# REQUIREMENTS
Only the number is needed: how many lines contain the word "speranza"?

# Records
Start
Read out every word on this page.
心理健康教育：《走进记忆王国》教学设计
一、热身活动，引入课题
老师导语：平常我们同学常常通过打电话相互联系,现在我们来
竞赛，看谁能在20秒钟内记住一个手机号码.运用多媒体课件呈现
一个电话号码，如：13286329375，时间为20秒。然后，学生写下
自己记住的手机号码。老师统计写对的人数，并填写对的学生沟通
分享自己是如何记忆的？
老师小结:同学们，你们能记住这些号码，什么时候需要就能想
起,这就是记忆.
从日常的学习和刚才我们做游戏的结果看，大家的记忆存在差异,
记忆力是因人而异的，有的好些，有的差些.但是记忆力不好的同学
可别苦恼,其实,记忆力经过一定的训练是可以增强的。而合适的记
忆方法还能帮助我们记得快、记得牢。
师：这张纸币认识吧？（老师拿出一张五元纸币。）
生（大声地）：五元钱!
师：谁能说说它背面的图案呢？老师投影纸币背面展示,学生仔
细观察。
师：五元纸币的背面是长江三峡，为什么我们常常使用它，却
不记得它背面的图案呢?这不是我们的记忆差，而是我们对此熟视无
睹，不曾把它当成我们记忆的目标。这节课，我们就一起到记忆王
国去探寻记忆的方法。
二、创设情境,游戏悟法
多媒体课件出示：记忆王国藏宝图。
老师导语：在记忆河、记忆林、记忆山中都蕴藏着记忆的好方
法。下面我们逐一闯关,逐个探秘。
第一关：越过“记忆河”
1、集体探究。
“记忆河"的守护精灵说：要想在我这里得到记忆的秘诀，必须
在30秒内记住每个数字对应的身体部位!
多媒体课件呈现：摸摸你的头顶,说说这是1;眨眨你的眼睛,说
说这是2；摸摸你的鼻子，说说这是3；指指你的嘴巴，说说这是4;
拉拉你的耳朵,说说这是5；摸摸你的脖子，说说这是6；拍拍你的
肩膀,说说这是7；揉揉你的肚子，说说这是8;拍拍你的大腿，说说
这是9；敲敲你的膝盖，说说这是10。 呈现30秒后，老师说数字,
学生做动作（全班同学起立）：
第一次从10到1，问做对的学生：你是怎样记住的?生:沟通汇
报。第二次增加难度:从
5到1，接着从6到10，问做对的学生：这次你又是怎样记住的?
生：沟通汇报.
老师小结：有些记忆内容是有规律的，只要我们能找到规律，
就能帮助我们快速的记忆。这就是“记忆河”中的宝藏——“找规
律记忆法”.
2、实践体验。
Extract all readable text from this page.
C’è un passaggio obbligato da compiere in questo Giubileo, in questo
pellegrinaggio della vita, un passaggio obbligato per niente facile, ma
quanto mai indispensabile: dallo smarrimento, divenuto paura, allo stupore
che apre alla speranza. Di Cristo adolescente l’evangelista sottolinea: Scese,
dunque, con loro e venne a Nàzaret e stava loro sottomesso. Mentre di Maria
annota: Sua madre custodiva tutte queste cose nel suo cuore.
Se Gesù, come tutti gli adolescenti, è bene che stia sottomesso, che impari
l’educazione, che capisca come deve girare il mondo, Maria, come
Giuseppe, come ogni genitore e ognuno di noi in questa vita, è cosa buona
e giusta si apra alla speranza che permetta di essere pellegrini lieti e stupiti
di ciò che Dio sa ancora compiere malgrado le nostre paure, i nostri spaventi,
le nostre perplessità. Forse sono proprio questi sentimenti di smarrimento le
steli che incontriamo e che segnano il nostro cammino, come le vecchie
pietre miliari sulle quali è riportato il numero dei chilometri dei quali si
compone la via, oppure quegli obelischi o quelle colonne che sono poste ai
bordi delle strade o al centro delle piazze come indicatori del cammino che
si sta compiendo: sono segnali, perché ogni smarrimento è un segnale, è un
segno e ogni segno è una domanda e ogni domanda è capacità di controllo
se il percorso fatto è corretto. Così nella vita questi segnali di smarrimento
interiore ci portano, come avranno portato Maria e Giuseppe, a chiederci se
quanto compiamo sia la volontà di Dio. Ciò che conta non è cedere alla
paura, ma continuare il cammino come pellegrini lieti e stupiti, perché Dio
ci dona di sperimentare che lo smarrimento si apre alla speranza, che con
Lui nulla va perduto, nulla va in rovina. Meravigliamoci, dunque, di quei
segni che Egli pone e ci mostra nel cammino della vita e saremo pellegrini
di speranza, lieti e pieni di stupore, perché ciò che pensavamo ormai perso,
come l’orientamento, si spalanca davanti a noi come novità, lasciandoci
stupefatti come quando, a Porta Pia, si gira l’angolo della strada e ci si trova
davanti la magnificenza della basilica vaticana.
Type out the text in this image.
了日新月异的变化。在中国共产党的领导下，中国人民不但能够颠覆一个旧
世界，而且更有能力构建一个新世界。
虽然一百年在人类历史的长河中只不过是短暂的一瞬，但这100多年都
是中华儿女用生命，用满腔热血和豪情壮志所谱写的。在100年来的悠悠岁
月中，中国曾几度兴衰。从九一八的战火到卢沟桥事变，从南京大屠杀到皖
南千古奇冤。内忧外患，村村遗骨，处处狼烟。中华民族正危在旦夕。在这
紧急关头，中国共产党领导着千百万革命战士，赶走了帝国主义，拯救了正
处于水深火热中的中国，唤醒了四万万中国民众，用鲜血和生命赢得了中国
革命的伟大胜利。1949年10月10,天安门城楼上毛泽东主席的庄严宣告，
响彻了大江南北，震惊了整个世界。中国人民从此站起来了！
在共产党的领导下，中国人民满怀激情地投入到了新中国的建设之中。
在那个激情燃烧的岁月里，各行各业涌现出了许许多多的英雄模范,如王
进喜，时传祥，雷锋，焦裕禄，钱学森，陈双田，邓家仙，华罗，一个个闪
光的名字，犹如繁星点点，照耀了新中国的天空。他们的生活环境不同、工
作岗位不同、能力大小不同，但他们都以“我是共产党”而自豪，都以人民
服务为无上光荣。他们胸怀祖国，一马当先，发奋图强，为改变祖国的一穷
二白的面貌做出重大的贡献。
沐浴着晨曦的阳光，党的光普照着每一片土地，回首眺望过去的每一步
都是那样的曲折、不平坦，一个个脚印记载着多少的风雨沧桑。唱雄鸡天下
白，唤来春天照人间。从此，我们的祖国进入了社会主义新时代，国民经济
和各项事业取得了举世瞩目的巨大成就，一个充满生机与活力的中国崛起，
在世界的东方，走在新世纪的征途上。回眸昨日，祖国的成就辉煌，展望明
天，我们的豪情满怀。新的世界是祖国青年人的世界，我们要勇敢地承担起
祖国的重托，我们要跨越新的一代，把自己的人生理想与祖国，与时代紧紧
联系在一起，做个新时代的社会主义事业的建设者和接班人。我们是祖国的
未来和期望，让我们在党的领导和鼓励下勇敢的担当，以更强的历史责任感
End
# ANSWER TO THE EXERCISE
4